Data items
****************

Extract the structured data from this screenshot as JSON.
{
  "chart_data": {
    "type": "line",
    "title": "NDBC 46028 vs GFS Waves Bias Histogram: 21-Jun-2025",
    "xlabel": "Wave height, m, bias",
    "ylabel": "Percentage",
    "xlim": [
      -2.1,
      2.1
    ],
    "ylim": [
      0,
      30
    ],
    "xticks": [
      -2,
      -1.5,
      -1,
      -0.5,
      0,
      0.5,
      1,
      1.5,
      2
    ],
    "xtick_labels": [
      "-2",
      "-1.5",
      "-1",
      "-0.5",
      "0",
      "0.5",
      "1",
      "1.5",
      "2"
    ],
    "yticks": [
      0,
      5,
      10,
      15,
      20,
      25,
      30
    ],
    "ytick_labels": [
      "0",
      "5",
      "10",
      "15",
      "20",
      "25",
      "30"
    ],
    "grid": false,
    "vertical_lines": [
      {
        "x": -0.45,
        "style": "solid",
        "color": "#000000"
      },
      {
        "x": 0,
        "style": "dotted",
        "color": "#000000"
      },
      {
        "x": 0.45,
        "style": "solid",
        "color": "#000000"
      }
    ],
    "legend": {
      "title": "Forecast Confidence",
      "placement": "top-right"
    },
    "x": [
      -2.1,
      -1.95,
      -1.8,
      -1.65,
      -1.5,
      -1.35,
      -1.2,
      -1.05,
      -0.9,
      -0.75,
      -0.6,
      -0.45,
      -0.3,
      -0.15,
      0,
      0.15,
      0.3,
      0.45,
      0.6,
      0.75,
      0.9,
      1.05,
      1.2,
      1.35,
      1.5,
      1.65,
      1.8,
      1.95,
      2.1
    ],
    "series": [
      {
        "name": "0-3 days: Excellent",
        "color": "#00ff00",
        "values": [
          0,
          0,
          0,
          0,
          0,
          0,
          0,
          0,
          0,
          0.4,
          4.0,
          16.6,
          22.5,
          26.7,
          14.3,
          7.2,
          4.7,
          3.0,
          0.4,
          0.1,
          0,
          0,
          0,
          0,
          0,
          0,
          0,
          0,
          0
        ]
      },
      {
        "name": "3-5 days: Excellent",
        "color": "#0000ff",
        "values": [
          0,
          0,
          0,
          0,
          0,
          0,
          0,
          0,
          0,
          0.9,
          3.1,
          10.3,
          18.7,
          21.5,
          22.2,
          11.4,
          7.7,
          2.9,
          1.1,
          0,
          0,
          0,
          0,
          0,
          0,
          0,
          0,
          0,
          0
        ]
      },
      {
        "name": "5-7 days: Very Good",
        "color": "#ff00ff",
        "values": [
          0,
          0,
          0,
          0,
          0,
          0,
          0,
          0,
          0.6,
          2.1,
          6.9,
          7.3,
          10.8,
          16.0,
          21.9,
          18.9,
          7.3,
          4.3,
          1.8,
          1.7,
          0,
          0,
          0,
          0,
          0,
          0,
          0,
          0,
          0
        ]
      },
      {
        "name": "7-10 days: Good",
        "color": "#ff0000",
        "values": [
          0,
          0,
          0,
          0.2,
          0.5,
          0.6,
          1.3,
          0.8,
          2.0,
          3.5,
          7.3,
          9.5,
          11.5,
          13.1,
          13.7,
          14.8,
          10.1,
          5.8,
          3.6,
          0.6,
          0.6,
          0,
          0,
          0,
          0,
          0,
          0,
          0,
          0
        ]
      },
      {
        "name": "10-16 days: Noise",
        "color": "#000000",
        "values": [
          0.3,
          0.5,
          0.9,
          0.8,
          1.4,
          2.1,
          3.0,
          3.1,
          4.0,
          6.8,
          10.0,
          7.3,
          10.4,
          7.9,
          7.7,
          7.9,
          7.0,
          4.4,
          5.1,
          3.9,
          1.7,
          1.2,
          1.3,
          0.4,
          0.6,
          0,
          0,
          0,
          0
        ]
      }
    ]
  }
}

****************

INSTRUCTIONS TO FOLLOW
Each line of the material must be restated exactly.

WRITTEN ANSWER
Extract the structured data from this screenshot as JSON.
{
  "chart_data": {
    "type": "line",
    "title": "NDBC 46028 vs GFS Waves Bias Histogram: 21-Jun-2025",
    "xlabel": "Wave height, m, bias",
    "ylabel": "Percentage",
    "xlim": [
      -2.1,
      2.1
    ],
    "ylim": [
      0,
      30
    ],
    "xticks": [
      -2,
      -1.5,
      -1,
      -0.5,
      0,
      0.5,
      1,
      1.5,
      2
    ],
    "xtick_labels": [
      "-2",
      "-1.5",
      "-1",
      "-0.5",
      "0",
      "0.5",
      "1",
      "1.5",
      "2"
    ],
    "yticks": [
      0,
      5,
      10,
      15,
      20,
      25,
      30
    ],
    "ytick_labels": [
      "0",
      "5",
      "10",
      "15",
      "20",
      "25",
      "30"
    ],
    "grid": false,
    "vertical_lines": [
      {
        "x": -0.45,
        "style": "solid",
        "color": "#000000"
      },
      {
        "x": 0,
        "style": "dotted",
        "color": "#000000"
      },
      {
        "x": 0.45,
        "style": "solid",
        "color": "#000000"
      }
    ],
    "legend": {
      "title": "Forecast Confidence",
      "placement": "top-right"
    },
    "x": [
      -2.1,
      -1.95,
      -1.8,
      -1.65,
      -1.5,
      -1.35,
      -1.2,
      -1.05,
      -0.9,
      -0.75,
      -0.6,
      -0.45,
      -0.3,
      -0.15,
      0,
      0.15,
      0.3,
      0.45,
      0.6,
      0.75,
      0.9,
      1.05,
      1.2,
      1.35,
      1.5,
      1.65,
      1.8,
      1.95,
      2.1
    ],
    "series": [
      {
        "name": "0-3 days: Excellent",
        "color": "#00ff00",
        "values": [
          0,
          0,
          0,
          0,
          0,
          0,
          0,
          0,
          0,
          0.4,
          4.0,
          16.6,
          22.5,
          26.7,
          14.3,
          7.2,
          4.7,
          3.0,
          0.4,
          0.1,
          0,
          0,
          0,
          0,
          0,
          0,
          0,
          0,
          0
        ]
      },
      {
        "name": "3-5 days: Excellent",
        "color": "#0000ff",
        "values": [
          0,
          0,
          0,
          0,
          0,
          0,
          0,
          0,
          0,
          0.9,
          3.1,
          10.3,
          18.7,
          21.5,
          22.2,
          11.4,
          7.7,
          2.9,
          1.1,
          0,
          0,
          0,
          0,
          0,
          0,
          0,
          0,
          0,
          0
        ]
      },
      {
        "name": "5-7 days: Very Good",
        "color": "#ff00ff",
        "values": [
          0,
          0,
          0,
          0,
          0,
          0,
          0,
          0,
          0.6,
          2.1,
          6.9,
          7.3,
          10.8,
          16.0,
          21.9,
          18.9,
          7.3,
          4.3,
          1.8,
          1.7,
          0,
          0,
          0,
          0,
          0,
          0,
          0,
          0,
          0
        ]
      },
      {
        "name": "7-10 days: Good",
        "color": "#ff0000",
        "values": [
          0,
          0,
          0,
          0.2,
          0.5,
          0.6,
          1.3,
          0.8,
          2.0,
          3.5,
          7.3,
          9.5,
          11.5,
          13.1,
          13.7,
          14.8,
          10.1,
          5.8,
          3.6,
          0.6,
          0.6,
          0,
          0,
          0,
          0,
          0,
          0,
          0,
          0
        ]
      },
      {
        "name": "10-16 days: Noise",
        "color": "#000000",
        "values": [
          0.3,
          0.5,
          0.9,
          0.8,
          1.4,
          2.1,
          3.0,
          3.1,
          4.0,
          6.8,
          10.0,
          7.3,
          10.4,
          7.9,
          7.7,
          7.9,
          7.0,
          4.4,
          5.1,
          3.9,
          1.7,
          1.2,
          1.3,
          0.4,
          0.6,
          0,
          0,
          0,
          0
        ]
      }
    ]
  }
}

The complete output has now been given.